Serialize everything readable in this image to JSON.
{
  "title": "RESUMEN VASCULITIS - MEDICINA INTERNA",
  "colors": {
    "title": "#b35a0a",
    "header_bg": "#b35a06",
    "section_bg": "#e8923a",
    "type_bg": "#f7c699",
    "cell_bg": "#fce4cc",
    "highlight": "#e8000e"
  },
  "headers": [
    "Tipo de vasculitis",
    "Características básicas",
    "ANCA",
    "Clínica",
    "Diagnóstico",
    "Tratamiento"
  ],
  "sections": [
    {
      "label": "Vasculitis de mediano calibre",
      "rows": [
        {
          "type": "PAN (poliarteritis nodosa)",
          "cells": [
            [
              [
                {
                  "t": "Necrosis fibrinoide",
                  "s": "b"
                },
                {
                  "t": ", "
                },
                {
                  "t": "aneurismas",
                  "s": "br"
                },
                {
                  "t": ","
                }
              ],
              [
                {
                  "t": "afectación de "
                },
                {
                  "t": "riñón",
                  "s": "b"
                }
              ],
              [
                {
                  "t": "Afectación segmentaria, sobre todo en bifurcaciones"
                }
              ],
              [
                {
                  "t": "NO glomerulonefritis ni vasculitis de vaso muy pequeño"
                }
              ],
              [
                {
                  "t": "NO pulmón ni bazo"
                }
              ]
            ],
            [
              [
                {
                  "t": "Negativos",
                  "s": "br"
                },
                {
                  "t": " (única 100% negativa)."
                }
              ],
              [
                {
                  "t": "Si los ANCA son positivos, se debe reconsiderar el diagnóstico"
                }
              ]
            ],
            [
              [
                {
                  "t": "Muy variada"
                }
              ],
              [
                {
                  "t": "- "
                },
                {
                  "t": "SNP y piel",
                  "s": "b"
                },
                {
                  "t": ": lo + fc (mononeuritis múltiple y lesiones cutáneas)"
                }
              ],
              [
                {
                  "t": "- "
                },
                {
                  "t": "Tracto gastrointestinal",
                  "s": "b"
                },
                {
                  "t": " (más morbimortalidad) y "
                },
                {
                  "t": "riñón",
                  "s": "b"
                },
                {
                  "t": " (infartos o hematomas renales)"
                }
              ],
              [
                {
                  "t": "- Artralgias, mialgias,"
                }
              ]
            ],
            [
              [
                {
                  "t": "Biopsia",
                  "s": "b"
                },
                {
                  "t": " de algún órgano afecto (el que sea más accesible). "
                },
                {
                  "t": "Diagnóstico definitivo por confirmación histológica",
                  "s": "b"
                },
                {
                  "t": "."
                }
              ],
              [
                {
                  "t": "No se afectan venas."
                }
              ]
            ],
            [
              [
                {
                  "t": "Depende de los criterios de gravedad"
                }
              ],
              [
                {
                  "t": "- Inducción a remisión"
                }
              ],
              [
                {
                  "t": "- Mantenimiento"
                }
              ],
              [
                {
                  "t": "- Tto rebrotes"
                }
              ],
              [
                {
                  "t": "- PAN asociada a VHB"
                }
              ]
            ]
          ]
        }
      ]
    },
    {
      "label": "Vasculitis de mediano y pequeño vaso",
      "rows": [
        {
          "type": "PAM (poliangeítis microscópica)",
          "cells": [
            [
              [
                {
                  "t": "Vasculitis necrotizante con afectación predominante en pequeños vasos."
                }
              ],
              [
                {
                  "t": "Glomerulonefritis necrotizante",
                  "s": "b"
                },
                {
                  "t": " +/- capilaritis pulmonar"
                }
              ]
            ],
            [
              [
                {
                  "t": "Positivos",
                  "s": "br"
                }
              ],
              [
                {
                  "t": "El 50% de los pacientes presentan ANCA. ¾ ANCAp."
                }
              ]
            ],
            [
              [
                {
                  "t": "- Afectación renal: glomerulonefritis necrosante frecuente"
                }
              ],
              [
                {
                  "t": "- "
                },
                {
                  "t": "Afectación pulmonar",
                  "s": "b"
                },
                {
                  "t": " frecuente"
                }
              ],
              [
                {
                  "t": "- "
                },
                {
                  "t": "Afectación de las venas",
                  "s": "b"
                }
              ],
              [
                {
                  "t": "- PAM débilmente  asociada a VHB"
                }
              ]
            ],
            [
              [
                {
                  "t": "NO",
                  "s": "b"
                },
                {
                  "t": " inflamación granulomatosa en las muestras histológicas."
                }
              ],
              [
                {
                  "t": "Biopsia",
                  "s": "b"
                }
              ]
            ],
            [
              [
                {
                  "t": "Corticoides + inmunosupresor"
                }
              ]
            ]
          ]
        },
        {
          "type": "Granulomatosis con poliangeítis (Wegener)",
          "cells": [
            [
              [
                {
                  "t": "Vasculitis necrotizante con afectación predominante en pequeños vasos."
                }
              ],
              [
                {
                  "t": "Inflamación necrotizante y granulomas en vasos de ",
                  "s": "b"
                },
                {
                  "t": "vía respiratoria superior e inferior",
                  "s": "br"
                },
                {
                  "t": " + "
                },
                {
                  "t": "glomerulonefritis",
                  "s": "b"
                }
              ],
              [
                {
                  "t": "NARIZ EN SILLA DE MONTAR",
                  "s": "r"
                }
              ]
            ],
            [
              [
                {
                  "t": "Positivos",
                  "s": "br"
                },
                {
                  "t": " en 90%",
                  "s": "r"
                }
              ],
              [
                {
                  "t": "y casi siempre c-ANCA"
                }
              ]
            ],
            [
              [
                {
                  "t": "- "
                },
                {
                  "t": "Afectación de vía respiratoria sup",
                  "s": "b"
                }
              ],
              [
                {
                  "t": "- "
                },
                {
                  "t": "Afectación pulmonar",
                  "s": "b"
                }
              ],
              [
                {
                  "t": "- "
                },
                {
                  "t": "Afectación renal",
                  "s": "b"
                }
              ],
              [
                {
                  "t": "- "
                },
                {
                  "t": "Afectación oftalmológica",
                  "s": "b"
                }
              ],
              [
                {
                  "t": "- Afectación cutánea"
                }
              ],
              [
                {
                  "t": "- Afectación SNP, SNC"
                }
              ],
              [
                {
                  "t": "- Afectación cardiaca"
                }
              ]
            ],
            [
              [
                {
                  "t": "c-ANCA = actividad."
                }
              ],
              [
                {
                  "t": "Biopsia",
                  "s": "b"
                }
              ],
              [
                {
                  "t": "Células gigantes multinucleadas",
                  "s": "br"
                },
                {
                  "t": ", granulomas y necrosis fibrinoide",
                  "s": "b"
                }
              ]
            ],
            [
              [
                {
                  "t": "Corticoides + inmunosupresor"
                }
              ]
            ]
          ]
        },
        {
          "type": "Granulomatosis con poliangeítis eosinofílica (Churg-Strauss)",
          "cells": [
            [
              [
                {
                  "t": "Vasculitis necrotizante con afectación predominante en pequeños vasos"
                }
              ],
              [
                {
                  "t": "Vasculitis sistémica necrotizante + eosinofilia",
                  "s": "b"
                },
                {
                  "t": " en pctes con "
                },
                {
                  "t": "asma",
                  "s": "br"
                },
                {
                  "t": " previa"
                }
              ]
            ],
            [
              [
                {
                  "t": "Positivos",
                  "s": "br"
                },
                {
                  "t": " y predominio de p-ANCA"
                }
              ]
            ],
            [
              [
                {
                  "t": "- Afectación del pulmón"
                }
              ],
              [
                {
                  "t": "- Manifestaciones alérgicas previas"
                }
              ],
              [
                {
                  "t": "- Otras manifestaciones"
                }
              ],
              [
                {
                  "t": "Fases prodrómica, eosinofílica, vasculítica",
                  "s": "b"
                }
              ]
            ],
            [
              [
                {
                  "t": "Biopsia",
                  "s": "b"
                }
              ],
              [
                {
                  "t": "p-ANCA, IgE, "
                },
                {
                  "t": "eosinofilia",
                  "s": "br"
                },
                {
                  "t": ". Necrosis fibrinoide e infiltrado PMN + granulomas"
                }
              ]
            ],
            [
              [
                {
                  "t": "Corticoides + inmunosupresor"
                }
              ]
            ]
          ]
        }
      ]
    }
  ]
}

+---+

Extract each entry in full, exactly as given.

Solved problem:
Serialize everything readable in this image to JSON.
{
  "title": "RESUMEN VASCULITIS - MEDICINA INTERNA",
  "colors": {
    "title": "#b35a0a",
    "header_bg": "#b35a06",
    "section_bg": "#e8923a",
    "type_bg": "#f7c699",
    "cell_bg": "#fce4cc",
    "highlight": "#e8000e"
  },
  "headers": [
    "Tipo de vasculitis",
    "Características básicas",
    "ANCA",
    "Clínica",
    "Diagnóstico",
    "Tratamiento"
  ],
  "sections": [
    {
      "label": "Vasculitis de mediano calibre",
      "rows": [
        {
          "type": "PAN (poliarteritis nodosa)",
          "cells": [
            [
              [
                {
                  "t": "Necrosis fibrinoide",
                  "s": "b"
                },
                {
                  "t": ", "
                },
                {
                  "t": "aneurismas",
                  "s": "br"
                },
                {
                  "t": ","
                }
              ],
              [
                {
                  "t": "afectación de "
                },
                {
                  "t": "riñón",
                  "s": "b"
                }
              ],
              [
                {
                  "t": "Afectación segmentaria, sobre todo en bifurcaciones"
                }
              ],
              [
                {
                  "t": "NO glomerulonefritis ni vasculitis de vaso muy pequeño"
                }
              ],
              [
                {
                  "t": "NO pulmón ni bazo"
                }
              ]
            ],
            [
              [
                {
                  "t": "Negativos",
                  "s": "br"
                },
                {
                  "t": " (única 100% negativa)."
                }
              ],
              [
                {
                  "t": "Si los ANCA son positivos, se debe reconsiderar el diagnóstico"
                }
              ]
            ],
            [
              [
                {
                  "t": "Muy variada"
                }
              ],
              [
                {
                  "t": "- "
                },
                {
                  "t": "SNP y piel",
                  "s": "b"
                },
                {
                  "t": ": lo + fc (mononeuritis múltiple y lesiones cutáneas)"
                }
              ],
              [
                {
                  "t": "- "
                },
                {
                  "t": "Tracto gastrointestinal",
                  "s": "b"
                },
                {
                  "t": " (más morbimortalidad) y "
                },
                {
                  "t": "riñón",
                  "s": "b"
                },
                {
                  "t": " (infartos o hematomas renales)"
                }
              ],
              [
                {
                  "t": "- Artralgias, mialgias,"
                }
              ]
            ],
            [
              [
                {
                  "t": "Biopsia",
                  "s": "b"
                },
                {
                  "t": " de algún órgano afecto (el que sea más accesible). "
                },
                {
                  "t": "Diagnóstico definitivo por confirmación histológica",
                  "s": "b"
                },
                {
                  "t": "."
                }
              ],
              [
                {
                  "t": "No se afectan venas."
                }
              ]
            ],
            [
              [
                {
                  "t": "Depende de los criterios de gravedad"
                }
              ],
              [
                {
                  "t": "- Inducción a remisión"
                }
              ],
              [
                {
                  "t": "- Mantenimiento"
                }
              ],
              [
                {
                  "t": "- Tto rebrotes"
                }
              ],
              [
                {
                  "t": "- PAN asociada a VHB"
                }
              ]
            ]
          ]
        }
      ]
    },
    {
      "label": "Vasculitis de mediano y pequeño vaso",
      "rows": [
        {
          "type": "PAM (poliangeítis microscópica)",
          "cells": [
            [
              [
                {
                  "t": "Vasculitis necrotizante con afectación predominante en pequeños vasos."
                }
              ],
              [
                {
                  "t": "Glomerulonefritis necrotizante",
                  "s": "b"
                },
                {
                  "t": " +/- capilaritis pulmonar"
                }
              ]
            ],
            [
              [
                {
                  "t": "Positivos",
                  "s": "br"
                }
              ],
              [
                {
                  "t": "El 50% de los pacientes presentan ANCA. ¾ ANCAp."
                }
              ]
            ],
            [
              [
                {
                  "t": "- Afectación renal: glomerulonefritis necrosante frecuente"
                }
              ],
              [
                {
                  "t": "- "
                },
                {
                  "t": "Afectación pulmonar",
                  "s": "b"
                },
                {
                  "t": " frecuente"
                }
              ],
              [
                {
                  "t": "- "
                },
                {
                  "t": "Afectación de las venas",
                  "s": "b"
                }
              ],
              [
                {
                  "t": "- PAM débilmente  asociada a VHB"
                }
              ]
            ],
            [
              [
                {
                  "t": "NO",
                  "s": "b"
                },
                {
                  "t": " inflamación granulomatosa en las muestras histológicas."
                }
              ],
              [
                {
                  "t": "Biopsia",
                  "s": "b"
                }
              ]
            ],
            [
              [
                {
                  "t": "Corticoides + inmunosupresor"
                }
              ]
            ]
          ]
        },
        {
          "type": "Granulomatosis con poliangeítis (Wegener)",
          "cells": [
            [
              [
                {
                  "t": "Vasculitis necrotizante con afectación predominante en pequeños vasos."
                }
              ],
              [
                {
                  "t": "Inflamación necrotizante y granulomas en vasos de ",
                  "s": "b"
                },
                {
                  "t": "vía respiratoria superior e inferior",
                  "s": "br"
                },
                {
                  "t": " + "
                },
                {
                  "t": "glomerulonefritis",
                  "s": "b"
                }
              ],
              [
                {
                  "t": "NARIZ EN SILLA DE MONTAR",
                  "s": "r"
                }
              ]
            ],
            [
              [
                {
                  "t": "Positivos",
                  "s": "br"
                },
                {
                  "t": " en 90%",
                  "s": "r"
                }
              ],
              [
                {
                  "t": "y casi siempre c-ANCA"
                }
              ]
            ],
            [
              [
                {
                  "t": "- "
                },
                {
                  "t": "Afectación de vía respiratoria sup",
                  "s": "b"
                }
              ],
              [
                {
                  "t": "- "
                },
                {
                  "t": "Afectación pulmonar",
                  "s": "b"
                }
              ],
              [
                {
                  "t": "- "
                },
                {
                  "t": "Afectación renal",
                  "s": "b"
                }
              ],
              [
                {
                  "t": "- "
                },
                {
                  "t": "Afectación oftalmológica",
                  "s": "b"
                }
              ],
              [
                {
                  "t": "- Afectación cutánea"
                }
              ],
              [
                {
                  "t": "- Afectación SNP, SNC"
                }
              ],
              [
                {
                  "t": "- Afectación cardiaca"
                }
              ]
            ],
            [
              [
                {
                  "t": "c-ANCA = actividad."
                }
              ],
              [
                {
                  "t": "Biopsia",
                  "s": "b"
                }
              ],
              [
                {
                  "t": "Células gigantes multinucleadas",
                  "s": "br"
                },
                {
                  "t": ", granulomas y necrosis fibrinoide",
                  "s": "b"
                }
              ]
            ],
            [
              [
                {
                  "t": "Corticoides + inmunosupresor"
                }
              ]
            ]
          ]
        },
        {
          "type": "Granulomatosis con poliangeítis eosinofílica (Churg-Strauss)",
          "cells": [
            [
              [
                {
                  "t": "Vasculitis necrotizante con afectación predominante en pequeños vasos"
                }
              ],
              [
                {
                  "t": "Vasculitis sistémica necrotizante + eosinofilia",
                  "s": "b"
                },
                {
                  "t": " en pctes con "
                },
                {
                  "t": "asma",
                  "s": "br"
                },
                {
                  "t": " previa"
                }
              ]
            ],
            [
              [
                {
                  "t": "Positivos",
                  "s": "br"
                },
                {
                  "t": " y predominio de p-ANCA"
                }
              ]
            ],
            [
              [
                {
                  "t": "- Afectación del pulmón"
                }
              ],
              [
                {
                  "t": "- Manifestaciones alérgicas previas"
                }
              ],
              [
                {
                  "t": "- Otras manifestaciones"
                }
              ],
              [
                {
                  "t": "Fases prodrómica, eosinofílica, vasculítica",
                  "s": "b"
                }
              ]
            ],
            [
              [
                {
                  "t": "Biopsia",
                  "s": "b"
                }
              ],
              [
                {
                  "t": "p-ANCA, IgE, "
                },
                {
                  "t": "eosinofilia",
                  "s": "br"
                },
                {
                  "t": ". Necrosis fibrinoide e infiltrado PMN + granulomas"
                }
              ]
            ],
            [
              [
                {
                  "t": "Corticoides + inmunosupresor"
                }
              ]
            ]
          ]
        }
      ]
    }
  ]
}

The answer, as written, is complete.